PROBLEM DESCRIPTION -> In the entries below, count the lines holding "JSON". Reply with the number only.

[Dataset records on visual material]
------------------------------------------------
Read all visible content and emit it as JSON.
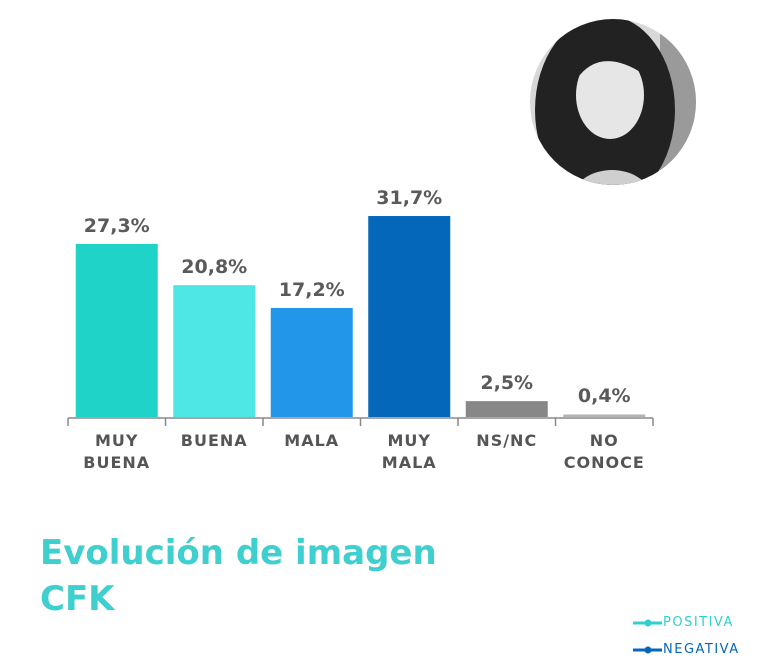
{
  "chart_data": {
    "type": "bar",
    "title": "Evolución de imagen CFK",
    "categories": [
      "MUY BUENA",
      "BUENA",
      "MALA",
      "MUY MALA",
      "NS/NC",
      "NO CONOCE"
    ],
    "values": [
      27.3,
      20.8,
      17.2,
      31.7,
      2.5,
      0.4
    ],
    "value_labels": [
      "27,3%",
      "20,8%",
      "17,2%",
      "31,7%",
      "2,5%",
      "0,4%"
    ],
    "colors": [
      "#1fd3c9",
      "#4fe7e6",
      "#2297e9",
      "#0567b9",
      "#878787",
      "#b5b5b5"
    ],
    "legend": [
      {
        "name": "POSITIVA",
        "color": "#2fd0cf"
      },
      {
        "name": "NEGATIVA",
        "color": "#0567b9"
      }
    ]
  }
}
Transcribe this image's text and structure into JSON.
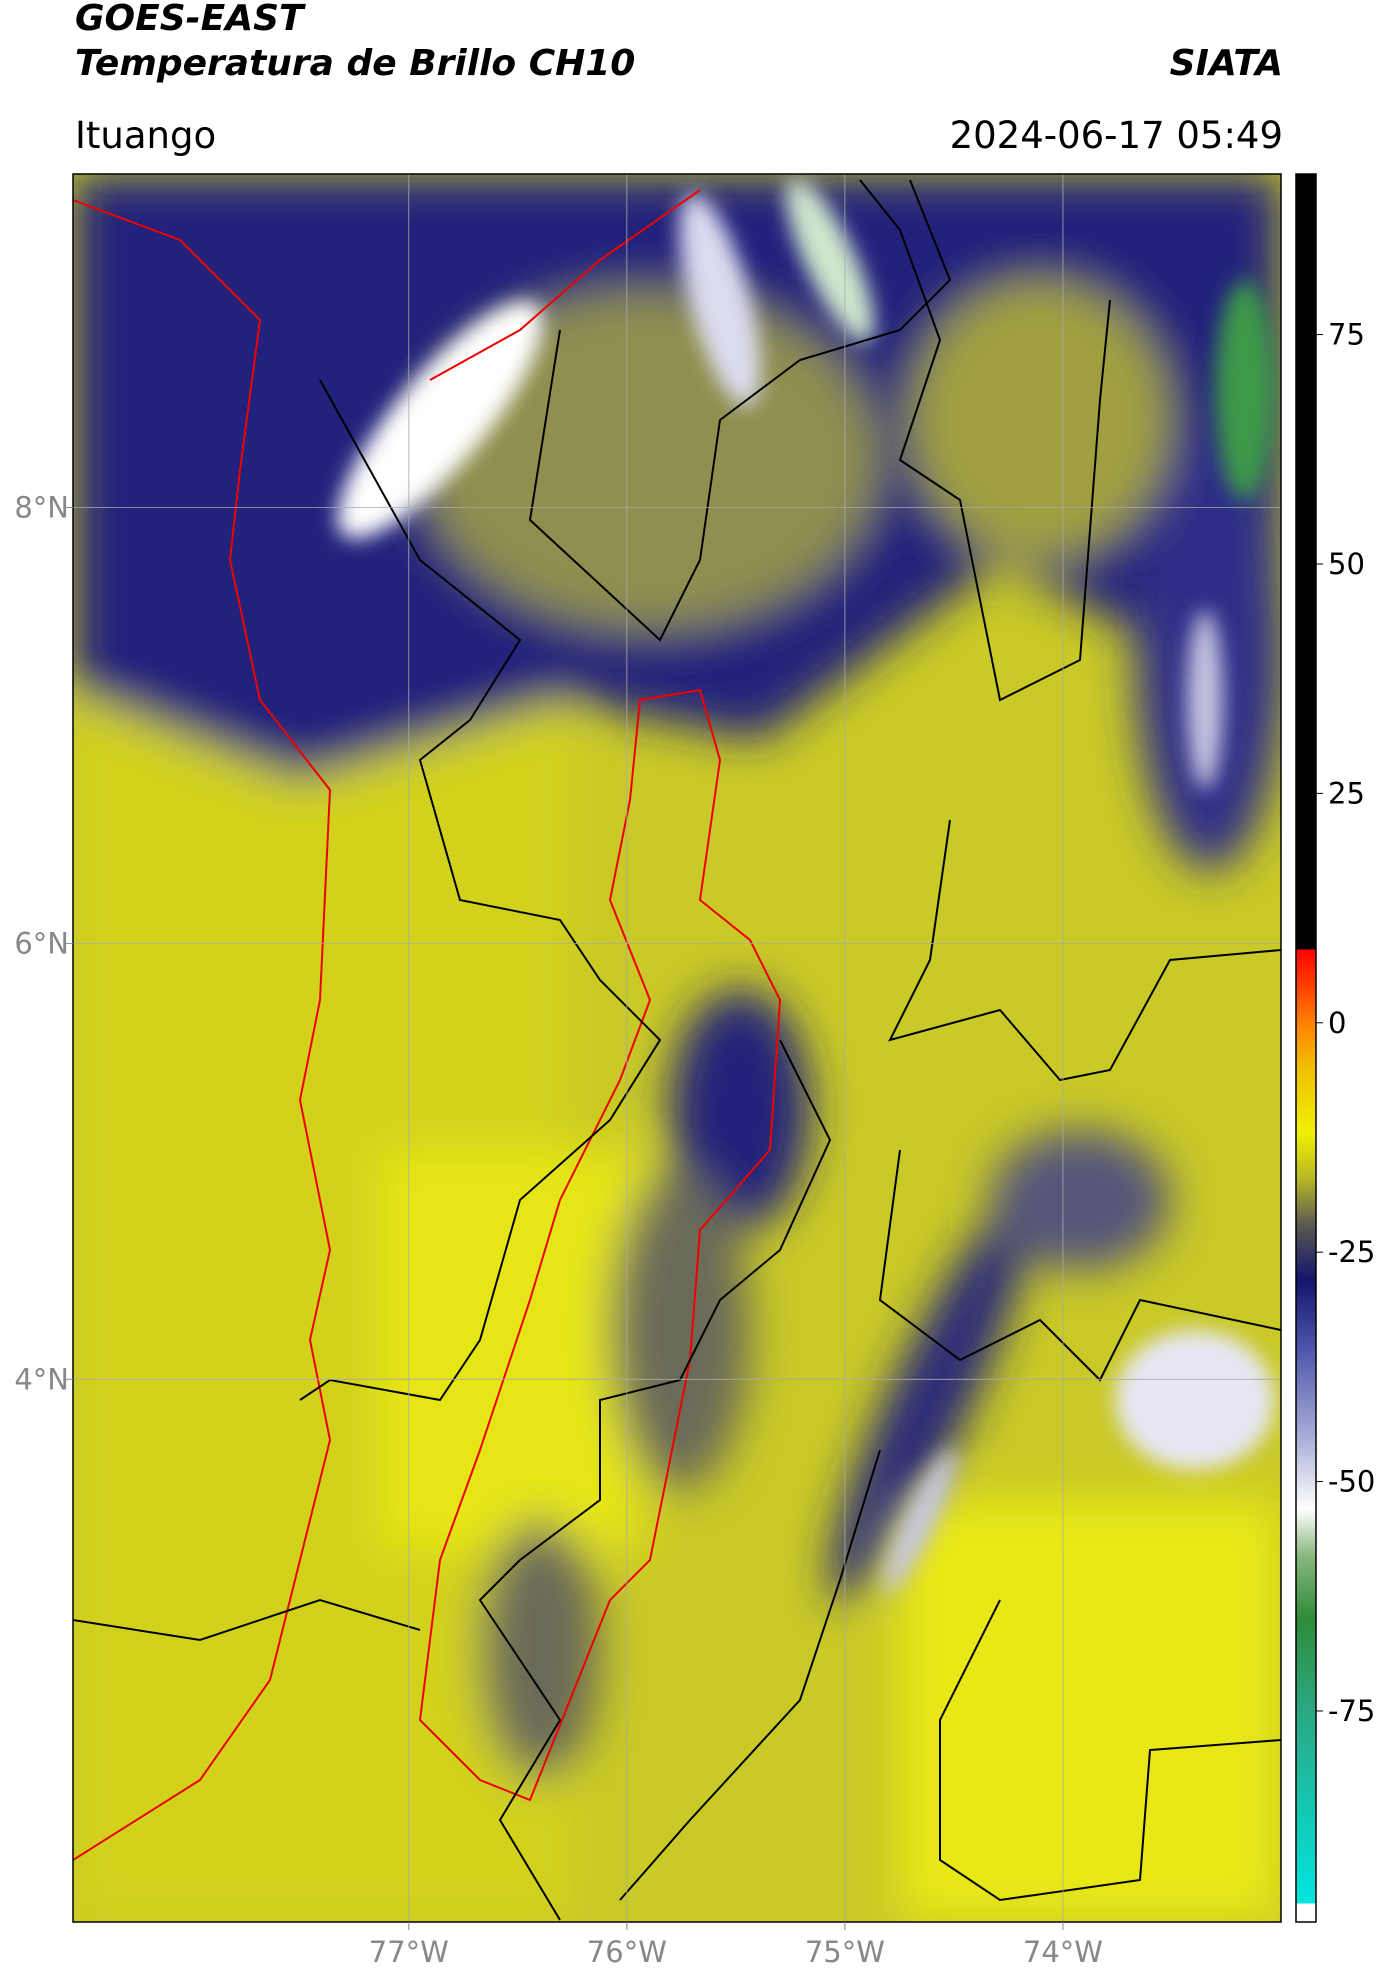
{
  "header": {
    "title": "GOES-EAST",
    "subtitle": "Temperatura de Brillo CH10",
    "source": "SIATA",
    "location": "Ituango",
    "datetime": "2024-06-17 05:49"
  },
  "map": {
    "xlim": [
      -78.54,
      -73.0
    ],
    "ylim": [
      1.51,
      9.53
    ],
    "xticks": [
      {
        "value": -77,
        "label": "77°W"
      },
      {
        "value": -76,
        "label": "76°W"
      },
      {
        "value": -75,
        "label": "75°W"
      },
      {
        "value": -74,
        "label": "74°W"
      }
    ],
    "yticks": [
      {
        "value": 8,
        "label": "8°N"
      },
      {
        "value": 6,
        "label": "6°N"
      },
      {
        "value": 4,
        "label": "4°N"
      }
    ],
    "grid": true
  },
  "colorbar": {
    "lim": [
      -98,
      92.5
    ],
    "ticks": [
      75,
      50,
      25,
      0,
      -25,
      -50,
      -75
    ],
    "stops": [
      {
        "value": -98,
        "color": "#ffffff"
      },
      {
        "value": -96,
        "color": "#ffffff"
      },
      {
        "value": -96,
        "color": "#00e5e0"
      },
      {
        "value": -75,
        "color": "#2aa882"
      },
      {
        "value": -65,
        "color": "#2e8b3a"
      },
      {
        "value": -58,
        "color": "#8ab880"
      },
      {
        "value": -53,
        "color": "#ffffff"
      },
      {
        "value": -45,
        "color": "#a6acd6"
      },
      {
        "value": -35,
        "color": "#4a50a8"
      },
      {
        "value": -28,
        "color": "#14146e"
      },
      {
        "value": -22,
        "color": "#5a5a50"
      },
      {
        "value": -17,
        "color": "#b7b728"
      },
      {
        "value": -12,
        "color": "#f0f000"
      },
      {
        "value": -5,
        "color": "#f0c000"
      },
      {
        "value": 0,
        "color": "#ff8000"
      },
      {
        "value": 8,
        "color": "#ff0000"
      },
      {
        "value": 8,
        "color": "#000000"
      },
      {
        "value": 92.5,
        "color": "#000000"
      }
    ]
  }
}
------------------------------------------------
RESPONSE FOR THIS EXERCISE -> 2